*** Task material ***
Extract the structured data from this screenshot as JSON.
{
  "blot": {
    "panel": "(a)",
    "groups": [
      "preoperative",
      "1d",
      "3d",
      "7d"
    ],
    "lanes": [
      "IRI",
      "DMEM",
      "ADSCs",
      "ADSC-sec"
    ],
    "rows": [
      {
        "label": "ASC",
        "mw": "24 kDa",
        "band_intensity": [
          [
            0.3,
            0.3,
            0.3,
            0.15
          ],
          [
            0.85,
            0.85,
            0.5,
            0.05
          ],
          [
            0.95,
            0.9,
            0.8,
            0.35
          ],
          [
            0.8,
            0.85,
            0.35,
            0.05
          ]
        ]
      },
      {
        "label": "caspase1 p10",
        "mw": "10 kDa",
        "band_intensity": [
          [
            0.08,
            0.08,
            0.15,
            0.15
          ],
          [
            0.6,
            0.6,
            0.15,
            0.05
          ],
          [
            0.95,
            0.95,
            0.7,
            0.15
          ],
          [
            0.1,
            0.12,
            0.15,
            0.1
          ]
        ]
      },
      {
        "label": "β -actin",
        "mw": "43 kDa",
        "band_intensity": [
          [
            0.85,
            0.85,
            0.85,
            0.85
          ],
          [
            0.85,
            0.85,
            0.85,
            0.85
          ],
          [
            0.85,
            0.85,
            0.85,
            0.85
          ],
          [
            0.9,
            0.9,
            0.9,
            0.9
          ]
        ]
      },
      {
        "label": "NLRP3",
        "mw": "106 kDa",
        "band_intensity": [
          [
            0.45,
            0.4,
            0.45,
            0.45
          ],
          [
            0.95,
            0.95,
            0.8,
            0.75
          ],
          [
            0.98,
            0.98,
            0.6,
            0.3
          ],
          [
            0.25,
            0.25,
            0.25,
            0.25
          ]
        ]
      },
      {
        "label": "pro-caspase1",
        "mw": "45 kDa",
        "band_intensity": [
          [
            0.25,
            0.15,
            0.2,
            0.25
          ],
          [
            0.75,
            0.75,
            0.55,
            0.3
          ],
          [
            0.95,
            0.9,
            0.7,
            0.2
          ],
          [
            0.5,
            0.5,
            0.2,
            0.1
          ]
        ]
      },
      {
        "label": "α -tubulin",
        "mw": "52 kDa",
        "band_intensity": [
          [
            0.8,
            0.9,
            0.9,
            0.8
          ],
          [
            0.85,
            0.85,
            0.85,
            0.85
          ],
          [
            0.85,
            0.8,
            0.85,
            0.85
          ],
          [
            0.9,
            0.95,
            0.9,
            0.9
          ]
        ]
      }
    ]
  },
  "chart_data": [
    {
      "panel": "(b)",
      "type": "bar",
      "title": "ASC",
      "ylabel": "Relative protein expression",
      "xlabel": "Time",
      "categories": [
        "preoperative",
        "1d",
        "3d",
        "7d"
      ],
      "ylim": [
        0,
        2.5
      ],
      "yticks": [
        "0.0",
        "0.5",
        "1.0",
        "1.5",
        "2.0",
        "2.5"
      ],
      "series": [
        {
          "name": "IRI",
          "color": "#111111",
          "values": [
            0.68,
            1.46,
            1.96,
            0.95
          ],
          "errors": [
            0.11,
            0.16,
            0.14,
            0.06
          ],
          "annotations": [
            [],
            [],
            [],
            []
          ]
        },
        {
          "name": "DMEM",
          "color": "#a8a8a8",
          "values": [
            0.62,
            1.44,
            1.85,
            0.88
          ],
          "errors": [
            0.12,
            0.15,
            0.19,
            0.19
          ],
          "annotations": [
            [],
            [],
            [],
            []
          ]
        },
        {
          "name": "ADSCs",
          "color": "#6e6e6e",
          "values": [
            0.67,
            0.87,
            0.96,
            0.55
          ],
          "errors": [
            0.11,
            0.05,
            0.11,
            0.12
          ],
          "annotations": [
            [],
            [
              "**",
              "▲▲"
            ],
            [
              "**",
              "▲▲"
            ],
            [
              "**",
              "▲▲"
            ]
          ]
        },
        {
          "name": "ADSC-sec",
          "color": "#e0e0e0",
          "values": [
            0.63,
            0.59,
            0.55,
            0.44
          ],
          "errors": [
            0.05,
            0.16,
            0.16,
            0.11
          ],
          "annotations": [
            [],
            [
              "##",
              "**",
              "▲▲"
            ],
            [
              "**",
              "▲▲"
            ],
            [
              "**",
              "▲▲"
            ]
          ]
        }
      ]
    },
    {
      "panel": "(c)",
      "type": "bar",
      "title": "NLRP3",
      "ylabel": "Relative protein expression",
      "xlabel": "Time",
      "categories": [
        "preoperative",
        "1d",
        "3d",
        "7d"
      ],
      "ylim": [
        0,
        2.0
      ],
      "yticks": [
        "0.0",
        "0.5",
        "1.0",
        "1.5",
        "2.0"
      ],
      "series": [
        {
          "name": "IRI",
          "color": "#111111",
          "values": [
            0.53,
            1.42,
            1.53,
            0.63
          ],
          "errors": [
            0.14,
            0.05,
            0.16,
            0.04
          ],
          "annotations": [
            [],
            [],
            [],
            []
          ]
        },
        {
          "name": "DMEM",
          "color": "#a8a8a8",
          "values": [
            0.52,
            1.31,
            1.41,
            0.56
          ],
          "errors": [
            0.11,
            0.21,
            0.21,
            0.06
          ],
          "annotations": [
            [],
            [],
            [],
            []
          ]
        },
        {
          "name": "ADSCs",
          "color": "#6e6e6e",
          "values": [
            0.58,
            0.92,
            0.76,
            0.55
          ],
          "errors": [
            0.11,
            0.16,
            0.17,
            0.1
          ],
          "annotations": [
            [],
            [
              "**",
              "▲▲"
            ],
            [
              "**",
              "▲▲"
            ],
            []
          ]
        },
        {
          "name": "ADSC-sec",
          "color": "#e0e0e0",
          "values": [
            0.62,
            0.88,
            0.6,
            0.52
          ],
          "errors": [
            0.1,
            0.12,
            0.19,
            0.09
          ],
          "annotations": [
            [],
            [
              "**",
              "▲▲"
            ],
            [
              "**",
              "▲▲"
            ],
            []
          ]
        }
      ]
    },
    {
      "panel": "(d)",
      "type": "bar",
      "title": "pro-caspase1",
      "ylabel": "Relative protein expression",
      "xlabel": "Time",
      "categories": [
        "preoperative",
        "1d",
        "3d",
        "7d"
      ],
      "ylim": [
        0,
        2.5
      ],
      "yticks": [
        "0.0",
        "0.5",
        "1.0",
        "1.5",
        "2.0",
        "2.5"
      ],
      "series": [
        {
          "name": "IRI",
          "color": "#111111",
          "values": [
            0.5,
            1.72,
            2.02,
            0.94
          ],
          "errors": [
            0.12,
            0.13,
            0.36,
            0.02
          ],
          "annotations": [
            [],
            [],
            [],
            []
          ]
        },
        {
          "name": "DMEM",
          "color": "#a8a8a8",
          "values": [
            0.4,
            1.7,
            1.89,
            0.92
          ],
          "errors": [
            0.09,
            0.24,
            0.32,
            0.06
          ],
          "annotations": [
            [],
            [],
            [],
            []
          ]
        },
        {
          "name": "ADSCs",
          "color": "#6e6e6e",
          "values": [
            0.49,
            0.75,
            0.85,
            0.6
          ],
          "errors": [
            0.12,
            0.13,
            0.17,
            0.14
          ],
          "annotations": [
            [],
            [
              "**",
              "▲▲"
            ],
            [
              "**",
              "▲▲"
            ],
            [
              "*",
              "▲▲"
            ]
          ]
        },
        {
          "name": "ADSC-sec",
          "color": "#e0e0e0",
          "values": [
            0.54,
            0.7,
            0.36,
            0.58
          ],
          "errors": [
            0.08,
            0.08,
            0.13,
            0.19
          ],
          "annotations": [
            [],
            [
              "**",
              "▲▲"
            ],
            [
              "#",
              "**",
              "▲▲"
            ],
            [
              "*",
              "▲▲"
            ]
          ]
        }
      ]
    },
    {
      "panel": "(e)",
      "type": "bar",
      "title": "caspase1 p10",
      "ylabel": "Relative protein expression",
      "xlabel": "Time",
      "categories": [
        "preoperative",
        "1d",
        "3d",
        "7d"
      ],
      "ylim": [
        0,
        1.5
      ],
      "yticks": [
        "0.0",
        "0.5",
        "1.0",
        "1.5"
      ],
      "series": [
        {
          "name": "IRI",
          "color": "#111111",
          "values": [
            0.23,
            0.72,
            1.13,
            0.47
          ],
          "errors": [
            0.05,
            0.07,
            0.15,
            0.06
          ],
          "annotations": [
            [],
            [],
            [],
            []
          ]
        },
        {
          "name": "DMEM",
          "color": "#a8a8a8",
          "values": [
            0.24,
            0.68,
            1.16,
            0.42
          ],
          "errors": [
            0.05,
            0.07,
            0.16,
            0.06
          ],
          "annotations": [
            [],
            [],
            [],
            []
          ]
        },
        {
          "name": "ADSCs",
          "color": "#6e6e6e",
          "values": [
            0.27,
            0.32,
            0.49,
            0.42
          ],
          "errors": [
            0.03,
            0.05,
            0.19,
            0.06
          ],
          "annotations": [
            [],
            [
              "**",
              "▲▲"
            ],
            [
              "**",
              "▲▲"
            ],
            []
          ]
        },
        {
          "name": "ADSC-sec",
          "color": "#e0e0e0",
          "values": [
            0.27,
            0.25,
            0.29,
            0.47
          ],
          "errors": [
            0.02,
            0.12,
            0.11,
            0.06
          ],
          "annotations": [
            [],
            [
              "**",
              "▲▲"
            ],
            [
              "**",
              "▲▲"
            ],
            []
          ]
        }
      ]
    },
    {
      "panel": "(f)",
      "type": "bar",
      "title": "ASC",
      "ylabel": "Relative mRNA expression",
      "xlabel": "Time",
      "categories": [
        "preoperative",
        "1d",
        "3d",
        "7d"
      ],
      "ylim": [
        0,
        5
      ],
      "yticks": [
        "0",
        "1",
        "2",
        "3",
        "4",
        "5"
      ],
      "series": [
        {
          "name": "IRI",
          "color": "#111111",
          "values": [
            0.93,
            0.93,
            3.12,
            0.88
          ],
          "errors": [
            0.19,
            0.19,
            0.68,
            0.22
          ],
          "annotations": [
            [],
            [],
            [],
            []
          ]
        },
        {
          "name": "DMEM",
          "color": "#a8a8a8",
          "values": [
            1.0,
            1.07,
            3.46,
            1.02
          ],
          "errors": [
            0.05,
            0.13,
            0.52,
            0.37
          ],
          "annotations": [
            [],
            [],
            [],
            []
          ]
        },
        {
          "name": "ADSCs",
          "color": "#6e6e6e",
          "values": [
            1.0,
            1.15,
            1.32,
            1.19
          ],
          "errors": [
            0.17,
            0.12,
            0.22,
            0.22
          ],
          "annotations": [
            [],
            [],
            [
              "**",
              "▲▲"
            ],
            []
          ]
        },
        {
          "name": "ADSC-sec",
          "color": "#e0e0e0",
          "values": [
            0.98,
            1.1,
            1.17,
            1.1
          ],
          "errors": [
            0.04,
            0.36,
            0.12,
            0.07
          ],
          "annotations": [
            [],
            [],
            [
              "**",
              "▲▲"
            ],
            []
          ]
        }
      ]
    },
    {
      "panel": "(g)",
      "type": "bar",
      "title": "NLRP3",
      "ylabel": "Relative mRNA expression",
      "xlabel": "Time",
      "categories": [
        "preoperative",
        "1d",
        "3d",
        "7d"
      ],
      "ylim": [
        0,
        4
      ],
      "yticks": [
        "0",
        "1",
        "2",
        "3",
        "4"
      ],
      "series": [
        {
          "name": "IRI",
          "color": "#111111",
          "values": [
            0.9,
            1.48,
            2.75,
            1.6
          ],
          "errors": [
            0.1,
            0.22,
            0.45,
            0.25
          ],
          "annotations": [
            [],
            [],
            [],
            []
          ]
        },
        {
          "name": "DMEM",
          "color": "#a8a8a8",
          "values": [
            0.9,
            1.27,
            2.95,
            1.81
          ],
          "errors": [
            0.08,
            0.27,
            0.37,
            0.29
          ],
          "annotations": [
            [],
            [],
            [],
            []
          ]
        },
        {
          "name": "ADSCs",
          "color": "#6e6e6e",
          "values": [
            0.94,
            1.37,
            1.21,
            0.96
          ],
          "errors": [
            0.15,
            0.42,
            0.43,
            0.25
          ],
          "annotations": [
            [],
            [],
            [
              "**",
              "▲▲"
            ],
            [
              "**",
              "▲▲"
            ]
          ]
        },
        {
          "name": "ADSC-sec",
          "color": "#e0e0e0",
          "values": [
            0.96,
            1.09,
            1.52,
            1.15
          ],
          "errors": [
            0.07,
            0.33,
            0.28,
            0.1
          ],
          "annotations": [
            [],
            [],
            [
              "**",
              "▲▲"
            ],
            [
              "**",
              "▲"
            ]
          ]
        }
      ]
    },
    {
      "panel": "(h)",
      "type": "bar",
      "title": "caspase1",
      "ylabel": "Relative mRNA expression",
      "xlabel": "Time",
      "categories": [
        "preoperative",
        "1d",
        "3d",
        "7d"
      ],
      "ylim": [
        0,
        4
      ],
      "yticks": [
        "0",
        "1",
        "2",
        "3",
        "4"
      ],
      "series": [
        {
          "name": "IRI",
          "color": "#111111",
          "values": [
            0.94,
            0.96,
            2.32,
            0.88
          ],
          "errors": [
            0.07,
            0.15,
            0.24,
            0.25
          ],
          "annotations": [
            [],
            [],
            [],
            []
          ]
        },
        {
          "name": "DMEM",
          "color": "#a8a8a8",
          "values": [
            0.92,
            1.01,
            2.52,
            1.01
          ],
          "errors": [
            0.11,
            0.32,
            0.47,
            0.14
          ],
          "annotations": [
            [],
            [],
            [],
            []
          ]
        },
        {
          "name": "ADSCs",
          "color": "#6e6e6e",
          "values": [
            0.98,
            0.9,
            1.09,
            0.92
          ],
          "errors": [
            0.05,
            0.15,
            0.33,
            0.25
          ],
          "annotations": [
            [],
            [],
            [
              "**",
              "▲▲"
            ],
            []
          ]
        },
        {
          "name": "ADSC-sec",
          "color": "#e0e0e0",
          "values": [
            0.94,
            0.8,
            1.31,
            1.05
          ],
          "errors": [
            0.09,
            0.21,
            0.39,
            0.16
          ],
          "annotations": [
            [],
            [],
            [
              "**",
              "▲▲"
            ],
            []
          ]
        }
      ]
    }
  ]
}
*** End of Task material ***
> Prompt:
Where a line above contains the word "panel", copy that line.

> Written solution:
    "panel": "(a)",
      "panel": "(b)",
      "panel": "(c)",
      "panel": "(d)",
      "panel": "(e)",
      "panel": "(f)",
      "panel": "(g)",
      "panel": "(h)",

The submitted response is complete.